(Bounding box annotations)
◇ ◇ ◇ ◇ ◇
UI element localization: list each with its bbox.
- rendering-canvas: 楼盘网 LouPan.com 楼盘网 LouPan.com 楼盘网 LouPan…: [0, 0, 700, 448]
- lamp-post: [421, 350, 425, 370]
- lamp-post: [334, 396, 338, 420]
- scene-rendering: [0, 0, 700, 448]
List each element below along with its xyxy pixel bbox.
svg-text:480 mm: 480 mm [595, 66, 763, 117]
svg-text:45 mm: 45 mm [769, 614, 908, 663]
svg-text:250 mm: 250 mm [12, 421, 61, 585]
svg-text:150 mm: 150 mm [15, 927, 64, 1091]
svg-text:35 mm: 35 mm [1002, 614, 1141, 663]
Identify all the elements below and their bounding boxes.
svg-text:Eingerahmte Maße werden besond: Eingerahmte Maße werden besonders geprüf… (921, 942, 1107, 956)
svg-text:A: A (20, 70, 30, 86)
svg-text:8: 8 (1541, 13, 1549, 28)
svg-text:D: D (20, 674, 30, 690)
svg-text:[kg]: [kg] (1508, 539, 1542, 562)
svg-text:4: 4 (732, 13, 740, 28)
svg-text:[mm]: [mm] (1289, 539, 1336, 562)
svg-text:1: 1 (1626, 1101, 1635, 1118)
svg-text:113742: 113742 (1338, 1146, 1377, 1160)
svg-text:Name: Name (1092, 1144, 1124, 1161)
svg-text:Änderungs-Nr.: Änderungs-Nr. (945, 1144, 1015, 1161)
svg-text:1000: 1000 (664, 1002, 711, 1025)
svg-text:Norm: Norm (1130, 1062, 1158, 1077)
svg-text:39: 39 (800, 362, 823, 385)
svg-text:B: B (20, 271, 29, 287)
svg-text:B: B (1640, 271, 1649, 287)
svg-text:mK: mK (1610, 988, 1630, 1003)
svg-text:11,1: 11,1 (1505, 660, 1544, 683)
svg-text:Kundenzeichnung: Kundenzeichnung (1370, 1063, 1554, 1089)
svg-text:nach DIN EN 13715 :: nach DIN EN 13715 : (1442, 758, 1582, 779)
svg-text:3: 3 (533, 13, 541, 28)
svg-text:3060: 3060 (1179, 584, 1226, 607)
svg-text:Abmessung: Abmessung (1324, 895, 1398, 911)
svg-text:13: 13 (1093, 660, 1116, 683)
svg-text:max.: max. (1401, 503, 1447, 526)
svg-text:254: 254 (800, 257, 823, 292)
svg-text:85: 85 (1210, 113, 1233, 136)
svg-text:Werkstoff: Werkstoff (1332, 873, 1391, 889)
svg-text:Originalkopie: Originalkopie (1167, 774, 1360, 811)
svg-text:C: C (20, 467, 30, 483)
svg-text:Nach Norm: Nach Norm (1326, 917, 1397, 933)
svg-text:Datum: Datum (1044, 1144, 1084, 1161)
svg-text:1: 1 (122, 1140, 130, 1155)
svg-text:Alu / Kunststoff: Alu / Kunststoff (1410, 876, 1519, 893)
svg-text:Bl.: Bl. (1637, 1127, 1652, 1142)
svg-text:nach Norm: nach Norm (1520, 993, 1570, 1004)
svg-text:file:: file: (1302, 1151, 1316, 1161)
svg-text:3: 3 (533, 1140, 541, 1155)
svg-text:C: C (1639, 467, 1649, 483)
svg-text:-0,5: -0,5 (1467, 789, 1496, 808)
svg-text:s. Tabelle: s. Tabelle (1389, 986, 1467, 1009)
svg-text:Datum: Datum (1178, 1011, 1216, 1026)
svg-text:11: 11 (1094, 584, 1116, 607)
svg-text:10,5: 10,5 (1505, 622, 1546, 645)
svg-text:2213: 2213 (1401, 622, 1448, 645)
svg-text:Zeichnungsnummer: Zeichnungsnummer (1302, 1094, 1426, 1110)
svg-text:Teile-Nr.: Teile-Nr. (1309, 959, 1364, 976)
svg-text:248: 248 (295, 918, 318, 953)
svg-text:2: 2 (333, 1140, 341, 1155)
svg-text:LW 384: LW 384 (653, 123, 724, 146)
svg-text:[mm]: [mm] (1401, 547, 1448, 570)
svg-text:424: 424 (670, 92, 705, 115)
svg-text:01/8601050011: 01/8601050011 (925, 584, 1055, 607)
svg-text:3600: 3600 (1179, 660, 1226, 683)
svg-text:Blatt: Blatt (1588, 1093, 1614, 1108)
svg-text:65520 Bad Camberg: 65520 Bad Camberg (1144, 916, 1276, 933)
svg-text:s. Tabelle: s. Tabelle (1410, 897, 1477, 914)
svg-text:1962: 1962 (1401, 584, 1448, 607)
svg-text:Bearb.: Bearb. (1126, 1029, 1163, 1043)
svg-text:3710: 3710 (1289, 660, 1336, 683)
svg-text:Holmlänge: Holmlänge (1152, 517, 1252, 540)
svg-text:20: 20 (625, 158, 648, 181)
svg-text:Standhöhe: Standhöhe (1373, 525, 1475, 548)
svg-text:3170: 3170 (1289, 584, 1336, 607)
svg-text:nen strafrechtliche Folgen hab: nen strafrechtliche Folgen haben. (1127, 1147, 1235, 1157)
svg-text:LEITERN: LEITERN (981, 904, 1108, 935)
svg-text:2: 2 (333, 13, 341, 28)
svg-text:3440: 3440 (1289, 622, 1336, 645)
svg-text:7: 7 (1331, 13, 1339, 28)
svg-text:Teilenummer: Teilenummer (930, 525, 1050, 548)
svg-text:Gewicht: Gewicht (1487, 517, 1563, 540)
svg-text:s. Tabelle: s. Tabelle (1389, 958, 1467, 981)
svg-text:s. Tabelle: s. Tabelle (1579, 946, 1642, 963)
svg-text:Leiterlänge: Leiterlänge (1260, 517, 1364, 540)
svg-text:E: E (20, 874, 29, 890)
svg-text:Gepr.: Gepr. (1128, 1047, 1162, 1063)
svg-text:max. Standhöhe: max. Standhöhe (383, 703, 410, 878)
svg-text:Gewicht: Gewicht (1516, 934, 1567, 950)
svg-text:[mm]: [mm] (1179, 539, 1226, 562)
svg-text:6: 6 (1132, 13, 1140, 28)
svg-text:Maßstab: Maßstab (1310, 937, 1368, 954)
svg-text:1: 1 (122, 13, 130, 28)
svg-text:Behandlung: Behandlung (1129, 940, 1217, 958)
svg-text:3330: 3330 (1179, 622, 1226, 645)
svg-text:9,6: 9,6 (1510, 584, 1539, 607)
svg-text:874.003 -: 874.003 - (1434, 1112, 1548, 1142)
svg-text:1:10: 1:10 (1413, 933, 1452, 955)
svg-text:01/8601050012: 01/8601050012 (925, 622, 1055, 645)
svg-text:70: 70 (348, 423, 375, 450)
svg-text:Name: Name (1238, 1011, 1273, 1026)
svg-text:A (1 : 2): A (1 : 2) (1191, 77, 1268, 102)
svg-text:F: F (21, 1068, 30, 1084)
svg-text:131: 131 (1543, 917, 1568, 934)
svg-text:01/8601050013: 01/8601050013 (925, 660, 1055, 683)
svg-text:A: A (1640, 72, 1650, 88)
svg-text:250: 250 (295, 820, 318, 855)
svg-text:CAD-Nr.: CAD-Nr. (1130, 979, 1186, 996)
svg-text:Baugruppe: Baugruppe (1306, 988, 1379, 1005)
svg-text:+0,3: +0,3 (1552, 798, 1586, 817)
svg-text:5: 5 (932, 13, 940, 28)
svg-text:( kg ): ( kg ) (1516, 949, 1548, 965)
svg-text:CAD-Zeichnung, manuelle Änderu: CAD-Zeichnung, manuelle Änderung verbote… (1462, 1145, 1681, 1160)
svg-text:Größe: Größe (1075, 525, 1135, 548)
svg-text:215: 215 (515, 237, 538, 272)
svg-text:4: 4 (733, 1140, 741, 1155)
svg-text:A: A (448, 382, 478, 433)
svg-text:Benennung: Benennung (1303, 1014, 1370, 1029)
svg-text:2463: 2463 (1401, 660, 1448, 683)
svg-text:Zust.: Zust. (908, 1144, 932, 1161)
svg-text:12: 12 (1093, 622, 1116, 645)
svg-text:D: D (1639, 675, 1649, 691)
◇ ◇ ◇ ◇ ◇
Short exercise: Put every line of the data, from the very first one through the line containing "svg-text:Originalkopie: Originalkopie (1167, 774, 1360, 811)", into a numbered list, leaving out any blank lines.

Worked solution:
1. UI element localization: list each with its bbox.
2. - rendering-canvas: 楼盘网 LouPan.com 楼盘网 LouPan.com 楼盘网 LouPan…: [0, 0, 700, 448]
3. - lamp-post: [421, 350, 425, 370]
4. - lamp-post: [334, 396, 338, 420]
5. - scene-rendering: [0, 0, 700, 448]
6. List each element below along with its xyxy pixel bbox.
7. svg-text:480 mm: 480 mm [595, 66, 763, 117]
8. svg-text:45 mm: 45 mm [769, 614, 908, 663]
9. svg-text:250 mm: 250 mm [12, 421, 61, 585]
10. svg-text:150 mm: 150 mm [15, 927, 64, 1091]
11. svg-text:35 mm: 35 mm [1002, 614, 1141, 663]
12. Identify all the elements below and their bounding boxes.
13. svg-text:Eingerahmte Maße werden besond: Eingerahmte Maße werden besonders geprüf… (921, 942, 1107, 956)
14. svg-text:A: A (20, 70, 30, 86)
15. svg-text:8: 8 (1541, 13, 1549, 28)
16. svg-text:D: D (20, 674, 30, 690)
17. svg-text:[kg]: [kg] (1508, 539, 1542, 562)
18. svg-text:4: 4 (732, 13, 740, 28)
19. svg-text:[mm]: [mm] (1289, 539, 1336, 562)
20. svg-text:1: 1 (1626, 1101, 1635, 1118)
21. svg-text:113742: 113742 (1338, 1146, 1377, 1160)
22. svg-text:Name: Name (1092, 1144, 1124, 1161)
23. svg-text:Änderungs-Nr.: Änderungs-Nr. (945, 1144, 1015, 1161)
24. svg-text:1000: 1000 (664, 1002, 711, 1025)
25. svg-text:Norm: Norm (1130, 1062, 1158, 1077)
26. svg-text:39: 39 (800, 362, 823, 385)
27. svg-text:B: B (20, 271, 29, 287)
28. svg-text:B: B (1640, 271, 1649, 287)
29. svg-text:mK: mK (1610, 988, 1630, 1003)
30. svg-text:11,1: 11,1 (1505, 660, 1544, 683)
31. svg-text:Kundenzeichnung: Kundenzeichnung (1370, 1063, 1554, 1089)
32. svg-text:nach DIN EN 13715 :: nach DIN EN 13715 : (1442, 758, 1582, 779)
33. svg-text:3: 3 (533, 13, 541, 28)
34. svg-text:3060: 3060 (1179, 584, 1226, 607)
35. svg-text:Abmessung: Abmessung (1324, 895, 1398, 911)
36. svg-text:13: 13 (1093, 660, 1116, 683)
37. svg-text:max.: max. (1401, 503, 1447, 526)
38. svg-text:254: 254 (800, 257, 823, 292)
39. svg-text:85: 85 (1210, 113, 1233, 136)
40. svg-text:Werkstoff: Werkstoff (1332, 873, 1391, 889)
41. svg-text:Originalkopie: Originalkopie (1167, 774, 1360, 811)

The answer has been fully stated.